[What you need to do]: Please list all lines of the material below in which the string "icon" occurs.

-- begin --

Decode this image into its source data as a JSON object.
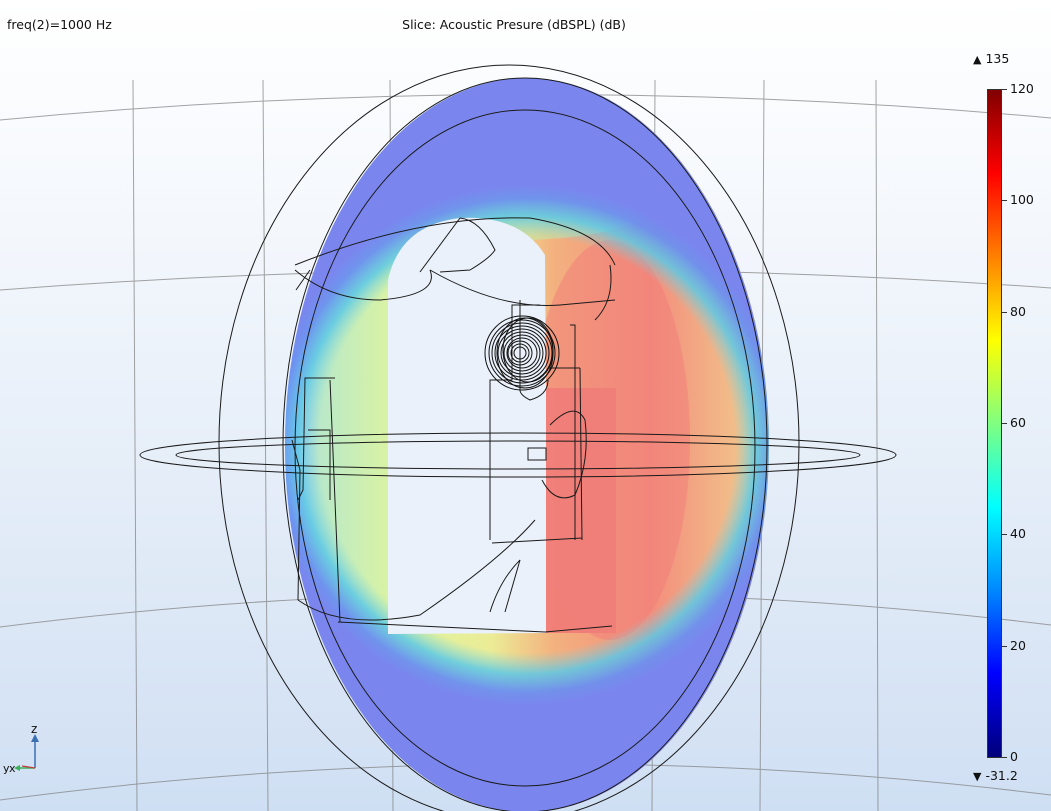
{
  "header": {
    "parameter_label": "freq(2)=1000 Hz",
    "plot_title": "Slice: Acoustic Presure (dBSPL) (dB)"
  },
  "colorbar": {
    "range_max": "135",
    "range_min": "-31.2",
    "max_icon": "triangle-up-icon",
    "min_icon": "triangle-down-icon",
    "ticks": [
      "120",
      "100",
      "80",
      "60",
      "40",
      "20",
      "0"
    ],
    "colormap": [
      "#00007a",
      "#0000ff",
      "#0088ff",
      "#00ffff",
      "#80ff80",
      "#ffff00",
      "#ff8000",
      "#ff0000",
      "#800000"
    ]
  },
  "axes": {
    "z_label": "z",
    "y_label": "y",
    "x_label": "x"
  },
  "colors": {
    "background_top": "#ffffff",
    "background_bottom": "#cfdff3",
    "wireframe": "#1a1a1a"
  }
}
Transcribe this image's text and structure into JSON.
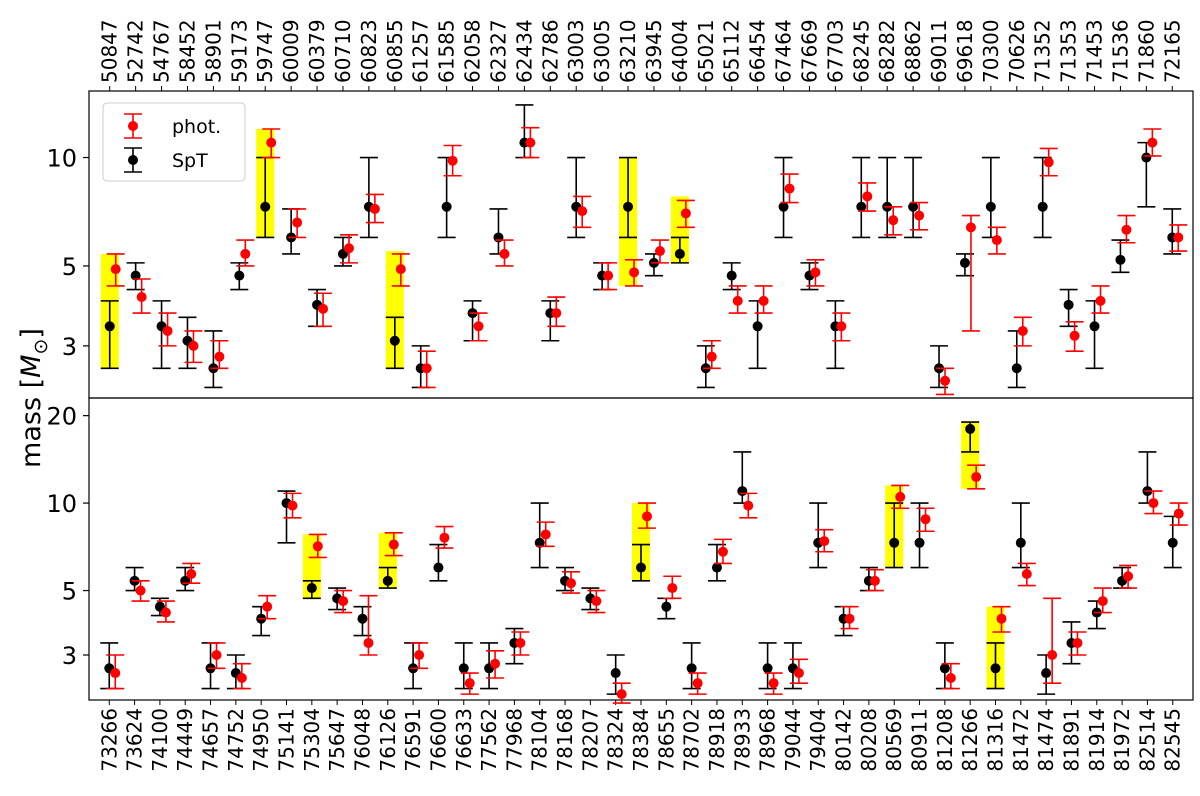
{
  "chart_data": {
    "type": "scatter",
    "ylabel_prefix": "mass [",
    "ylabel_symbol": "M",
    "ylabel_sub": "⊙",
    "ylabel_suffix": "]",
    "yscale": "log",
    "legend": {
      "placement": "top-left",
      "entries": [
        {
          "label": "phot.",
          "color": "#ff0000"
        },
        {
          "label": "SpT",
          "color": "#000000"
        }
      ]
    },
    "colors": {
      "phot": "#ff0000",
      "spt": "#000000",
      "highlight": "#ffff00"
    },
    "panels": [
      {
        "name": "top",
        "ylim": [
          2.15,
          15.3
        ],
        "yticks": [
          {
            "value": 3,
            "label": "3"
          },
          {
            "value": 5,
            "label": "5"
          },
          {
            "value": 10,
            "label": "10"
          }
        ],
        "label_side": "top",
        "categories": [
          "50847",
          "52742",
          "54767",
          "58452",
          "58901",
          "59173",
          "59747",
          "60009",
          "60379",
          "60710",
          "60823",
          "60855",
          "61257",
          "61585",
          "62058",
          "62327",
          "62434",
          "62786",
          "63003",
          "63005",
          "63210",
          "63945",
          "64004",
          "65021",
          "65112",
          "66454",
          "67464",
          "67669",
          "67703",
          "68245",
          "68282",
          "68862",
          "69011",
          "69618",
          "70300",
          "70626",
          "71352",
          "71353",
          "71453",
          "71536",
          "71860",
          "72165"
        ],
        "spt": [
          {
            "y": 3.4,
            "lo": 2.6,
            "hi": 4.0
          },
          {
            "y": 4.7,
            "lo": 4.3,
            "hi": 5.1
          },
          {
            "y": 3.4,
            "lo": 2.6,
            "hi": 4.0
          },
          {
            "y": 3.1,
            "lo": 2.6,
            "hi": 3.6
          },
          {
            "y": 2.6,
            "lo": 2.3,
            "hi": 3.3
          },
          {
            "y": 4.7,
            "lo": 4.3,
            "hi": 5.1
          },
          {
            "y": 7.3,
            "lo": 6.0,
            "hi": 10.0
          },
          {
            "y": 6.0,
            "lo": 5.4,
            "hi": 7.2
          },
          {
            "y": 3.9,
            "lo": 3.4,
            "hi": 4.3
          },
          {
            "y": 5.4,
            "lo": 5.0,
            "hi": 6.0
          },
          {
            "y": 7.3,
            "lo": 6.0,
            "hi": 10.0
          },
          {
            "y": 3.1,
            "lo": 2.6,
            "hi": 3.6
          },
          {
            "y": 2.6,
            "lo": 2.3,
            "hi": 3.0
          },
          {
            "y": 7.3,
            "lo": 6.0,
            "hi": 10.0
          },
          {
            "y": 3.7,
            "lo": 3.1,
            "hi": 4.0
          },
          {
            "y": 6.0,
            "lo": 5.4,
            "hi": 7.2
          },
          {
            "y": 11.0,
            "lo": 10.0,
            "hi": 14.0
          },
          {
            "y": 3.7,
            "lo": 3.1,
            "hi": 4.0
          },
          {
            "y": 7.3,
            "lo": 6.0,
            "hi": 10.0
          },
          {
            "y": 4.7,
            "lo": 4.3,
            "hi": 5.1
          },
          {
            "y": 7.3,
            "lo": 6.0,
            "hi": 10.0
          },
          {
            "y": 5.1,
            "lo": 4.7,
            "hi": 5.4
          },
          {
            "y": 5.4,
            "lo": 5.1,
            "hi": 6.0
          },
          {
            "y": 2.6,
            "lo": 2.3,
            "hi": 3.0
          },
          {
            "y": 4.7,
            "lo": 4.3,
            "hi": 5.1
          },
          {
            "y": 3.4,
            "lo": 2.6,
            "hi": 4.0
          },
          {
            "y": 7.3,
            "lo": 6.0,
            "hi": 10.0
          },
          {
            "y": 4.7,
            "lo": 4.3,
            "hi": 5.1
          },
          {
            "y": 3.4,
            "lo": 2.6,
            "hi": 4.0
          },
          {
            "y": 7.3,
            "lo": 6.0,
            "hi": 10.0
          },
          {
            "y": 7.3,
            "lo": 6.0,
            "hi": 10.0
          },
          {
            "y": 7.3,
            "lo": 6.0,
            "hi": 10.0
          },
          {
            "y": 2.6,
            "lo": 2.3,
            "hi": 3.0
          },
          {
            "y": 5.1,
            "lo": 4.7,
            "hi": 5.4
          },
          {
            "y": 7.3,
            "lo": 6.0,
            "hi": 10.0
          },
          {
            "y": 2.6,
            "lo": 2.3,
            "hi": 3.3
          },
          {
            "y": 7.3,
            "lo": 6.0,
            "hi": 10.0
          },
          {
            "y": 3.9,
            "lo": 3.4,
            "hi": 4.3
          },
          {
            "y": 3.4,
            "lo": 2.6,
            "hi": 4.0
          },
          {
            "y": 5.2,
            "lo": 4.8,
            "hi": 5.9
          },
          {
            "y": 10.0,
            "lo": 7.3,
            "hi": 11.0
          },
          {
            "y": 6.0,
            "lo": 5.4,
            "hi": 7.2
          }
        ],
        "phot": [
          {
            "y": 4.9,
            "lo": 4.4,
            "hi": 5.4
          },
          {
            "y": 4.1,
            "lo": 3.7,
            "hi": 4.6
          },
          {
            "y": 3.3,
            "lo": 3.0,
            "hi": 3.7
          },
          {
            "y": 3.0,
            "lo": 2.7,
            "hi": 3.3
          },
          {
            "y": 2.8,
            "lo": 2.6,
            "hi": 3.1
          },
          {
            "y": 5.4,
            "lo": 5.0,
            "hi": 5.9
          },
          {
            "y": 11.0,
            "lo": 10.0,
            "hi": 12.0
          },
          {
            "y": 6.6,
            "lo": 6.0,
            "hi": 7.2
          },
          {
            "y": 3.8,
            "lo": 3.4,
            "hi": 4.2
          },
          {
            "y": 5.6,
            "lo": 5.1,
            "hi": 6.1
          },
          {
            "y": 7.2,
            "lo": 6.6,
            "hi": 7.9
          },
          {
            "y": 4.9,
            "lo": 4.4,
            "hi": 5.4
          },
          {
            "y": 2.6,
            "lo": 2.3,
            "hi": 2.9
          },
          {
            "y": 9.8,
            "lo": 8.9,
            "hi": 10.8
          },
          {
            "y": 3.4,
            "lo": 3.1,
            "hi": 3.7
          },
          {
            "y": 5.4,
            "lo": 5.0,
            "hi": 5.9
          },
          {
            "y": 11.0,
            "lo": 10.0,
            "hi": 12.1
          },
          {
            "y": 3.7,
            "lo": 3.4,
            "hi": 4.1
          },
          {
            "y": 7.1,
            "lo": 6.4,
            "hi": 7.8
          },
          {
            "y": 4.7,
            "lo": 4.3,
            "hi": 5.1
          },
          {
            "y": 4.8,
            "lo": 4.4,
            "hi": 5.2
          },
          {
            "y": 5.5,
            "lo": 5.1,
            "hi": 5.9
          },
          {
            "y": 7.0,
            "lo": 6.4,
            "hi": 7.6
          },
          {
            "y": 2.8,
            "lo": 2.6,
            "hi": 3.1
          },
          {
            "y": 4.0,
            "lo": 3.7,
            "hi": 4.4
          },
          {
            "y": 4.0,
            "lo": 3.7,
            "hi": 4.4
          },
          {
            "y": 8.2,
            "lo": 7.5,
            "hi": 9.0
          },
          {
            "y": 4.8,
            "lo": 4.4,
            "hi": 5.2
          },
          {
            "y": 3.4,
            "lo": 3.1,
            "hi": 3.7
          },
          {
            "y": 7.8,
            "lo": 7.1,
            "hi": 8.5
          },
          {
            "y": 6.7,
            "lo": 6.1,
            "hi": 7.3
          },
          {
            "y": 6.9,
            "lo": 6.3,
            "hi": 7.5
          },
          {
            "y": 2.4,
            "lo": 2.2,
            "hi": 2.6
          },
          {
            "y": 6.4,
            "lo": 3.3,
            "hi": 6.9
          },
          {
            "y": 5.9,
            "lo": 5.4,
            "hi": 6.4
          },
          {
            "y": 3.3,
            "lo": 3.0,
            "hi": 3.6
          },
          {
            "y": 9.7,
            "lo": 8.9,
            "hi": 10.6
          },
          {
            "y": 3.2,
            "lo": 2.9,
            "hi": 3.5
          },
          {
            "y": 4.0,
            "lo": 3.7,
            "hi": 4.4
          },
          {
            "y": 6.3,
            "lo": 5.8,
            "hi": 6.9
          },
          {
            "y": 11.0,
            "lo": 10.1,
            "hi": 12.0
          },
          {
            "y": 6.0,
            "lo": 5.5,
            "hi": 6.5
          }
        ],
        "highlights": [
          {
            "index": 0,
            "lo": 2.6,
            "hi": 5.4
          },
          {
            "index": 6,
            "lo": 6.0,
            "hi": 12.0
          },
          {
            "index": 11,
            "lo": 2.6,
            "hi": 5.5
          },
          {
            "index": 20,
            "lo": 4.4,
            "hi": 10.0
          },
          {
            "index": 22,
            "lo": 5.1,
            "hi": 7.8
          }
        ]
      },
      {
        "name": "bottom",
        "ylim": [
          2.1,
          23.0
        ],
        "yticks": [
          {
            "value": 3,
            "label": "3"
          },
          {
            "value": 5,
            "label": "5"
          },
          {
            "value": 10,
            "label": "10"
          },
          {
            "value": 20,
            "label": "20"
          }
        ],
        "label_side": "bottom",
        "categories": [
          "73266",
          "73624",
          "74100",
          "74449",
          "74657",
          "74752",
          "74950",
          "75141",
          "75304",
          "75647",
          "76048",
          "76126",
          "76591",
          "76600",
          "76633",
          "77562",
          "77968",
          "78104",
          "78168",
          "78207",
          "78324",
          "78384",
          "78655",
          "78702",
          "78918",
          "78933",
          "78968",
          "79044",
          "79404",
          "80142",
          "80208",
          "80569",
          "80911",
          "81208",
          "81266",
          "81316",
          "81472",
          "81474",
          "81891",
          "81914",
          "81972",
          "82514",
          "82545"
        ],
        "spt": [
          {
            "y": 2.7,
            "lo": 2.3,
            "hi": 3.3
          },
          {
            "y": 5.4,
            "lo": 5.0,
            "hi": 6.0
          },
          {
            "y": 4.4,
            "lo": 4.1,
            "hi": 4.7
          },
          {
            "y": 5.4,
            "lo": 5.0,
            "hi": 6.0
          },
          {
            "y": 2.7,
            "lo": 2.3,
            "hi": 3.3
          },
          {
            "y": 2.6,
            "lo": 2.3,
            "hi": 3.0
          },
          {
            "y": 4.0,
            "lo": 3.5,
            "hi": 4.4
          },
          {
            "y": 10.0,
            "lo": 7.3,
            "hi": 11.0
          },
          {
            "y": 5.1,
            "lo": 4.7,
            "hi": 5.4
          },
          {
            "y": 4.7,
            "lo": 4.3,
            "hi": 5.1
          },
          {
            "y": 4.0,
            "lo": 3.5,
            "hi": 4.4
          },
          {
            "y": 5.4,
            "lo": 5.1,
            "hi": 6.0
          },
          {
            "y": 2.7,
            "lo": 2.3,
            "hi": 3.3
          },
          {
            "y": 6.0,
            "lo": 5.4,
            "hi": 7.2
          },
          {
            "y": 2.7,
            "lo": 2.3,
            "hi": 3.3
          },
          {
            "y": 2.7,
            "lo": 2.3,
            "hi": 3.3
          },
          {
            "y": 3.3,
            "lo": 2.8,
            "hi": 3.7
          },
          {
            "y": 7.3,
            "lo": 6.0,
            "hi": 10.0
          },
          {
            "y": 5.4,
            "lo": 5.0,
            "hi": 6.0
          },
          {
            "y": 4.7,
            "lo": 4.3,
            "hi": 5.1
          },
          {
            "y": 2.6,
            "lo": 2.2,
            "hi": 3.0
          },
          {
            "y": 6.0,
            "lo": 5.4,
            "hi": 7.2
          },
          {
            "y": 4.4,
            "lo": 4.0,
            "hi": 4.7
          },
          {
            "y": 2.7,
            "lo": 2.3,
            "hi": 3.3
          },
          {
            "y": 6.0,
            "lo": 5.4,
            "hi": 7.2
          },
          {
            "y": 11.0,
            "lo": 10.0,
            "hi": 15.0
          },
          {
            "y": 2.7,
            "lo": 2.3,
            "hi": 3.3
          },
          {
            "y": 2.7,
            "lo": 2.3,
            "hi": 3.3
          },
          {
            "y": 7.3,
            "lo": 6.0,
            "hi": 10.0
          },
          {
            "y": 4.0,
            "lo": 3.5,
            "hi": 4.4
          },
          {
            "y": 5.4,
            "lo": 5.0,
            "hi": 6.0
          },
          {
            "y": 7.3,
            "lo": 6.0,
            "hi": 10.0
          },
          {
            "y": 7.3,
            "lo": 6.0,
            "hi": 10.0
          },
          {
            "y": 2.7,
            "lo": 2.3,
            "hi": 3.3
          },
          {
            "y": 18.0,
            "lo": 15.0,
            "hi": 19.0
          },
          {
            "y": 2.7,
            "lo": 2.3,
            "hi": 3.3
          },
          {
            "y": 7.3,
            "lo": 6.0,
            "hi": 10.0
          },
          {
            "y": 2.6,
            "lo": 2.2,
            "hi": 3.0
          },
          {
            "y": 3.3,
            "lo": 2.8,
            "hi": 3.9
          },
          {
            "y": 4.2,
            "lo": 3.7,
            "hi": 4.6
          },
          {
            "y": 5.4,
            "lo": 5.1,
            "hi": 6.0
          },
          {
            "y": 11.0,
            "lo": 10.0,
            "hi": 15.0
          },
          {
            "y": 7.3,
            "lo": 6.0,
            "hi": 9.0
          }
        ],
        "phot": [
          {
            "y": 2.6,
            "lo": 2.3,
            "hi": 3.0
          },
          {
            "y": 5.0,
            "lo": 4.6,
            "hi": 5.4
          },
          {
            "y": 4.2,
            "lo": 3.9,
            "hi": 4.6
          },
          {
            "y": 5.7,
            "lo": 5.3,
            "hi": 6.2
          },
          {
            "y": 3.0,
            "lo": 2.7,
            "hi": 3.3
          },
          {
            "y": 2.5,
            "lo": 2.3,
            "hi": 2.8
          },
          {
            "y": 4.4,
            "lo": 4.0,
            "hi": 4.8
          },
          {
            "y": 9.8,
            "lo": 8.9,
            "hi": 10.8
          },
          {
            "y": 7.1,
            "lo": 6.5,
            "hi": 7.8
          },
          {
            "y": 4.6,
            "lo": 4.2,
            "hi": 5.0
          },
          {
            "y": 3.3,
            "lo": 3.0,
            "hi": 4.8
          },
          {
            "y": 7.2,
            "lo": 6.6,
            "hi": 7.9
          },
          {
            "y": 3.0,
            "lo": 2.7,
            "hi": 3.3
          },
          {
            "y": 7.6,
            "lo": 7.0,
            "hi": 8.3
          },
          {
            "y": 2.4,
            "lo": 2.2,
            "hi": 2.6
          },
          {
            "y": 2.8,
            "lo": 2.5,
            "hi": 3.1
          },
          {
            "y": 3.3,
            "lo": 3.0,
            "hi": 3.6
          },
          {
            "y": 7.8,
            "lo": 7.1,
            "hi": 8.6
          },
          {
            "y": 5.3,
            "lo": 4.9,
            "hi": 5.8
          },
          {
            "y": 4.6,
            "lo": 4.2,
            "hi": 5.0
          },
          {
            "y": 2.2,
            "lo": 2.05,
            "hi": 2.4
          },
          {
            "y": 9.0,
            "lo": 8.2,
            "hi": 10.0
          },
          {
            "y": 5.1,
            "lo": 4.7,
            "hi": 5.6
          },
          {
            "y": 2.4,
            "lo": 2.2,
            "hi": 2.6
          },
          {
            "y": 6.8,
            "lo": 6.2,
            "hi": 7.5
          },
          {
            "y": 9.8,
            "lo": 8.9,
            "hi": 10.8
          },
          {
            "y": 2.4,
            "lo": 2.2,
            "hi": 2.6
          },
          {
            "y": 2.6,
            "lo": 2.4,
            "hi": 2.9
          },
          {
            "y": 7.4,
            "lo": 6.8,
            "hi": 8.1
          },
          {
            "y": 4.0,
            "lo": 3.7,
            "hi": 4.4
          },
          {
            "y": 5.4,
            "lo": 5.0,
            "hi": 5.9
          },
          {
            "y": 10.5,
            "lo": 9.6,
            "hi": 11.5
          },
          {
            "y": 8.8,
            "lo": 8.0,
            "hi": 9.6
          },
          {
            "y": 2.5,
            "lo": 2.3,
            "hi": 2.8
          },
          {
            "y": 12.3,
            "lo": 11.2,
            "hi": 13.5
          },
          {
            "y": 4.0,
            "lo": 3.6,
            "hi": 4.4
          },
          {
            "y": 5.7,
            "lo": 5.2,
            "hi": 6.2
          },
          {
            "y": 3.0,
            "lo": 2.4,
            "hi": 4.7
          },
          {
            "y": 3.3,
            "lo": 3.0,
            "hi": 3.6
          },
          {
            "y": 4.6,
            "lo": 4.2,
            "hi": 5.1
          },
          {
            "y": 5.6,
            "lo": 5.1,
            "hi": 6.1
          },
          {
            "y": 10.0,
            "lo": 9.2,
            "hi": 11.0
          },
          {
            "y": 9.2,
            "lo": 8.4,
            "hi": 10.0
          }
        ],
        "highlights": [
          {
            "index": 8,
            "lo": 4.7,
            "hi": 7.8
          },
          {
            "index": 11,
            "lo": 5.1,
            "hi": 7.9
          },
          {
            "index": 21,
            "lo": 5.4,
            "hi": 10.0
          },
          {
            "index": 31,
            "lo": 6.0,
            "hi": 11.5
          },
          {
            "index": 34,
            "lo": 11.2,
            "hi": 19.0
          },
          {
            "index": 35,
            "lo": 2.3,
            "hi": 4.4
          }
        ]
      }
    ]
  }
}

-- end --

[Written solution]:
    "max_icon": "triangle-up-icon",
    "min_icon": "triangle-down-icon",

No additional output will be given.